| What is asked |
Starting at the line below that contains "Parse this screenshot: output", print each line through the end of the records exactly as it appears.

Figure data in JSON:
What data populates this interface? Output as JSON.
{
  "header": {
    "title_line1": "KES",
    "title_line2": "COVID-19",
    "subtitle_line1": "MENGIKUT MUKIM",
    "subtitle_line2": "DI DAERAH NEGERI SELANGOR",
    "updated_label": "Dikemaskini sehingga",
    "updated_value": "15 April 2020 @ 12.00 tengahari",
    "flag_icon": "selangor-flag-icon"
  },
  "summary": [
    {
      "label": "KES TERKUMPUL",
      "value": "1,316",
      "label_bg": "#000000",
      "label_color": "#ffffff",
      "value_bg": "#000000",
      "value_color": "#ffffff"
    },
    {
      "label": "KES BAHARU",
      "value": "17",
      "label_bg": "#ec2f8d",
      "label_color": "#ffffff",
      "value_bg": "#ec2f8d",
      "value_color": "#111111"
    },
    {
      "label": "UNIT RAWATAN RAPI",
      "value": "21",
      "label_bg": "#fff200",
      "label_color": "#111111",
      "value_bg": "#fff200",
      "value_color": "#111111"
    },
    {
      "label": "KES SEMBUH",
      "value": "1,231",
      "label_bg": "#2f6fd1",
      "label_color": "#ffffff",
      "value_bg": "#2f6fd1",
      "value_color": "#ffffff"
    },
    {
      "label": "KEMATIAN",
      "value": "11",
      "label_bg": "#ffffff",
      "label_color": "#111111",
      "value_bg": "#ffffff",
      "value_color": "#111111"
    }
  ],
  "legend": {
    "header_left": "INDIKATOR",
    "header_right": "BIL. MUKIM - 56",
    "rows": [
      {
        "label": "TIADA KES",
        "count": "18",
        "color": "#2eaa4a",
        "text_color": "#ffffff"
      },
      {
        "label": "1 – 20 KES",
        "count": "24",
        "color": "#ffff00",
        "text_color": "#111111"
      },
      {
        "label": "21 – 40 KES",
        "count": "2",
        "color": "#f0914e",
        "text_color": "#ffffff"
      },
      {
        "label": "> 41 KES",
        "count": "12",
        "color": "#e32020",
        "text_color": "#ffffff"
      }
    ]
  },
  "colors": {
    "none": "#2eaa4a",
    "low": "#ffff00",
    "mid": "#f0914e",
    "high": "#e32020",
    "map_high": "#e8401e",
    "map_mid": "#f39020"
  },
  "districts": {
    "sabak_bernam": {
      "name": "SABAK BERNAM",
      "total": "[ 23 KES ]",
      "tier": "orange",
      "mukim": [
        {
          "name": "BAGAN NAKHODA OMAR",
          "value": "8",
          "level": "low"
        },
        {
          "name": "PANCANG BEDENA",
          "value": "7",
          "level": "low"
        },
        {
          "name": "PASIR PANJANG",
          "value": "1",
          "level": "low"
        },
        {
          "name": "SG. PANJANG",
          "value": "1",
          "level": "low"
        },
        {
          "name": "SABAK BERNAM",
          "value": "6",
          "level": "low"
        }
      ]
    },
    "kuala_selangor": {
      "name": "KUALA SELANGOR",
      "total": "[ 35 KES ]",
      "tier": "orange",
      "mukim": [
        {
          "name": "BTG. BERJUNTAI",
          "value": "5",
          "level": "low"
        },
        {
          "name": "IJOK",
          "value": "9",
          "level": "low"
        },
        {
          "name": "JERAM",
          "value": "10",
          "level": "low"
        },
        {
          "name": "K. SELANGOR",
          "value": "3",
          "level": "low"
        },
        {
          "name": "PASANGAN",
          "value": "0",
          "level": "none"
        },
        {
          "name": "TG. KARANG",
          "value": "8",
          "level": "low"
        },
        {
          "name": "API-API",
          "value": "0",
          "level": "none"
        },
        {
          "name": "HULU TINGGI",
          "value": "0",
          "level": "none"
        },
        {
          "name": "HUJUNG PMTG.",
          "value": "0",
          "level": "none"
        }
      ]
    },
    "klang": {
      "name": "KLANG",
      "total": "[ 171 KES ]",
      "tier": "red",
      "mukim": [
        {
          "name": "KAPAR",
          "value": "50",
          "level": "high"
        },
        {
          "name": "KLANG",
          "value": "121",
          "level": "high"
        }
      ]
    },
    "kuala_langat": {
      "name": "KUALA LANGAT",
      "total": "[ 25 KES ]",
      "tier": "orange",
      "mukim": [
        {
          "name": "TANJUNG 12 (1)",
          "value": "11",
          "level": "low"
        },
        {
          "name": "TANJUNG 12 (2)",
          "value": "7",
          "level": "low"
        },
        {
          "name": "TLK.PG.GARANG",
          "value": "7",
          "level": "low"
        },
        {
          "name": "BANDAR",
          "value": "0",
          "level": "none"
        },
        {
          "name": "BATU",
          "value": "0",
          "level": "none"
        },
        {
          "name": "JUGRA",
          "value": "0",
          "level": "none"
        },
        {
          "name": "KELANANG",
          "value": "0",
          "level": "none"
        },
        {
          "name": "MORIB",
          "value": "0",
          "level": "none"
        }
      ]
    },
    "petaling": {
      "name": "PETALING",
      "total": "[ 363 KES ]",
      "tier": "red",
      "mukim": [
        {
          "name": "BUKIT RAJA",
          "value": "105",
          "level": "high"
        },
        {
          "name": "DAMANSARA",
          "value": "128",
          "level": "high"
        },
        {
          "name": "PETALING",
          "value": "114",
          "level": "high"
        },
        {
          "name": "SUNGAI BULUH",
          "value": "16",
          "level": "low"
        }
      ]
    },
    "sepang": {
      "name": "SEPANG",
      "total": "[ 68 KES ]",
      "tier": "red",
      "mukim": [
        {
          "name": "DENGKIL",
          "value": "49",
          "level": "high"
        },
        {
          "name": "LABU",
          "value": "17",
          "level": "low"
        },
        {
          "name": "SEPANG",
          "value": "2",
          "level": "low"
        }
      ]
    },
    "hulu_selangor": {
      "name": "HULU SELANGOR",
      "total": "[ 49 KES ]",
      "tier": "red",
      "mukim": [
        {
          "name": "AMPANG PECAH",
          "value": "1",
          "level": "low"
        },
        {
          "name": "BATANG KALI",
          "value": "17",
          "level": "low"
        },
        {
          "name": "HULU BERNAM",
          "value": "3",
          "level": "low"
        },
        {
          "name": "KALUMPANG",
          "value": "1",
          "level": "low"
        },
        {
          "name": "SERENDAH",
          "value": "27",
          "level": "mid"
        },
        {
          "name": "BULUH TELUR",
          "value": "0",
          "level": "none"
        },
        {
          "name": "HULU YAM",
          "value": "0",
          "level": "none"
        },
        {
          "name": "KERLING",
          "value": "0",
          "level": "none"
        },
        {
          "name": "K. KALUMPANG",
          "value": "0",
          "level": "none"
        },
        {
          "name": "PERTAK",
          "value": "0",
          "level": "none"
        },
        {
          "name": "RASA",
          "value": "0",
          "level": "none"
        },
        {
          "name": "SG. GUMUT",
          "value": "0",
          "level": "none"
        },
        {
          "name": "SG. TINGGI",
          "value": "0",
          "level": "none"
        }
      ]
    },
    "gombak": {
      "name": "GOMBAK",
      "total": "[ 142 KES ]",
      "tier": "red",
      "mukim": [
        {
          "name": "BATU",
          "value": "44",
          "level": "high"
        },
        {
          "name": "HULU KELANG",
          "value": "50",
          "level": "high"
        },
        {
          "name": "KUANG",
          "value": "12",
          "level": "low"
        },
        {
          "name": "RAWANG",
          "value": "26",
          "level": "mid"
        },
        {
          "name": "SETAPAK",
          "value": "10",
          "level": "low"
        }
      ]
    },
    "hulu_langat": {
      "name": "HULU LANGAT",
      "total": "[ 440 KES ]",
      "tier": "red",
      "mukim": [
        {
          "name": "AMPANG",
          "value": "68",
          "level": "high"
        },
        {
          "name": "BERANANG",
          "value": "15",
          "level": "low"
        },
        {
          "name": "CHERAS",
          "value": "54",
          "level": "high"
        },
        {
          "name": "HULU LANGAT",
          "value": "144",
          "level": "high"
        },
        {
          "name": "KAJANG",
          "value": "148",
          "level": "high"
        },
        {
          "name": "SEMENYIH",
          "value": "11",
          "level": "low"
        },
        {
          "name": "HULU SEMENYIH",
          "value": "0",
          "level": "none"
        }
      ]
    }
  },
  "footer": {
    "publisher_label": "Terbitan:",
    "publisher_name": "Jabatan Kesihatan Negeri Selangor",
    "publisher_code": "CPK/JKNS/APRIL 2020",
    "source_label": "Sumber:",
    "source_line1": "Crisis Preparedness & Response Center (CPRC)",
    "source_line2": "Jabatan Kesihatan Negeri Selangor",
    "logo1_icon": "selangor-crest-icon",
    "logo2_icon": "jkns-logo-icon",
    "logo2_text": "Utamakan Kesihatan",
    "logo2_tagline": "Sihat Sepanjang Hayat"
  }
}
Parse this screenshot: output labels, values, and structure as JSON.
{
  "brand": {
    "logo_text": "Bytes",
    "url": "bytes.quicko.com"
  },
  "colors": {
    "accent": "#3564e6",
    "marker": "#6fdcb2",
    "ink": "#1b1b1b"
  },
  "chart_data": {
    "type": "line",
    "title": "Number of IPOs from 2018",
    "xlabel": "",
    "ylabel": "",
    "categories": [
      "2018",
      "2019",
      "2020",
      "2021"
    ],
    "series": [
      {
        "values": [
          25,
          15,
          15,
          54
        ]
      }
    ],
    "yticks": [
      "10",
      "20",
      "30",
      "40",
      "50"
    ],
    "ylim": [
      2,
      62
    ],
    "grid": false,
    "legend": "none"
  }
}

| Answer to the problem |
Parse this screenshot: output labels, values, and structure as JSON.
{
  "brand": {
    "logo_text": "Bytes",
    "url": "bytes.quicko.com"
  },
  "colors": {
    "accent": "#3564e6",
    "marker": "#6fdcb2",
    "ink": "#1b1b1b"
  },
  "chart_data": {
    "type": "line",
    "title": "Number of IPOs from 2018",
    "xlabel": "",
    "ylabel": "",
    "categories": [
      "2018",
      "2019",
      "2020",
      "2021"
    ],
    "series": [
      {
        "values": [
          25,
          15,
          15,
          54
        ]
      }
    ],
    "yticks": [
      "10",
      "20",
      "30",
      "40",
      "50"
    ],
    "ylim": [
      2,
      62
    ],
    "grid": false,
    "legend": "none"
  }
}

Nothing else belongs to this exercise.